In the data, extract each line that holds the string "заявителя".
--*--
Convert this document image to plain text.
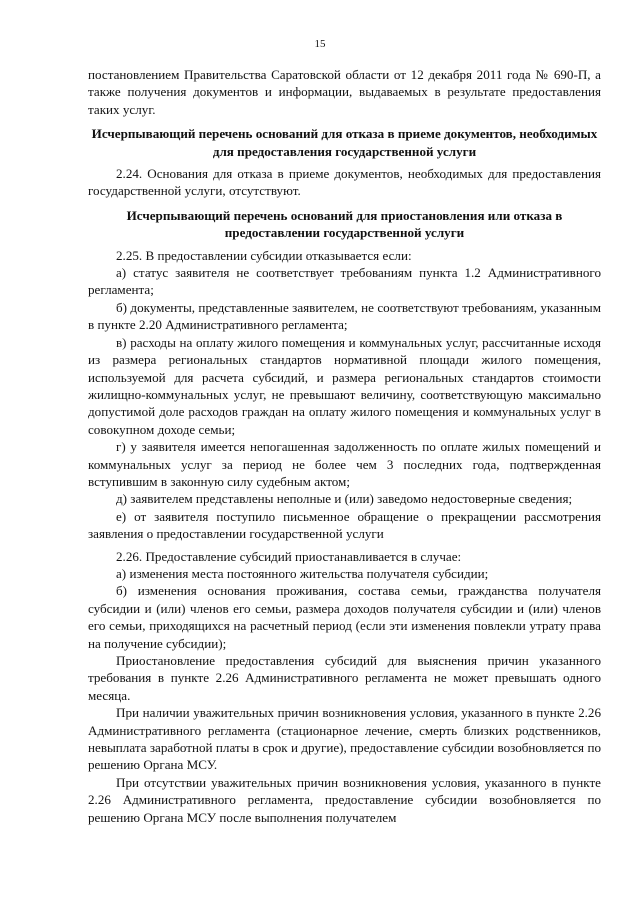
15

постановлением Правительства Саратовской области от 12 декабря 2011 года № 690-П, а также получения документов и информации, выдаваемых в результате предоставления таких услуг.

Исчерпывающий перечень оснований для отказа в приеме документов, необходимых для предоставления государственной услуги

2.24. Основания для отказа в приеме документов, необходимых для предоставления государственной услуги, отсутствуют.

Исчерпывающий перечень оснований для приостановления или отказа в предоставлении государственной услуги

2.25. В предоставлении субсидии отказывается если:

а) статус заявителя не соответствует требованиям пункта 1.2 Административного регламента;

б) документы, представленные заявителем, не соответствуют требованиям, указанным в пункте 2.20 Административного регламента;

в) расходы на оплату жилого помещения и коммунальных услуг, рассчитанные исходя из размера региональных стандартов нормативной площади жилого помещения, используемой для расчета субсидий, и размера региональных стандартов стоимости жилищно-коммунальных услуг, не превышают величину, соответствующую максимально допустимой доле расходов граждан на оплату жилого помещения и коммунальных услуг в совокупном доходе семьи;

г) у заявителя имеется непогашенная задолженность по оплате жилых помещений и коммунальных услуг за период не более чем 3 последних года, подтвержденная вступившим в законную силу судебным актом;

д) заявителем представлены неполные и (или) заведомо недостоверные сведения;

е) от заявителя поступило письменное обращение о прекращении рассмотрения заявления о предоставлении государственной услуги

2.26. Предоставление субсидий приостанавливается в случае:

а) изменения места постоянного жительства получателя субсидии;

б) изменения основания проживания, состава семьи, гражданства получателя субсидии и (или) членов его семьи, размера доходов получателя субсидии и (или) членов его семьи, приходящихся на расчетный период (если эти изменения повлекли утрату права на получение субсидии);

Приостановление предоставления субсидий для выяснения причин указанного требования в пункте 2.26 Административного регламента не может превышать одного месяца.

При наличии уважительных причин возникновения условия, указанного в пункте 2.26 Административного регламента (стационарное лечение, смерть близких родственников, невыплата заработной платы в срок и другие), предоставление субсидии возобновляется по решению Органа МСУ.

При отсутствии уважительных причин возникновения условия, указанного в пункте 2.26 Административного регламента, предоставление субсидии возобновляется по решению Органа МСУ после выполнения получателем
--*--
**Output of the task:**
а) статус заявителя не соответствует требованиям пункта 1.2 Административного регламента;
г) у заявителя имеется непогашенная задолженность по оплате жилых помещений и коммунальных услуг за период не более чем 3 последних года, подтвержденная вступившим в законную силу судебным актом;
е) от заявителя поступило письменное обращение о прекращении рассмотрения заявления о предоставлении государственной услуги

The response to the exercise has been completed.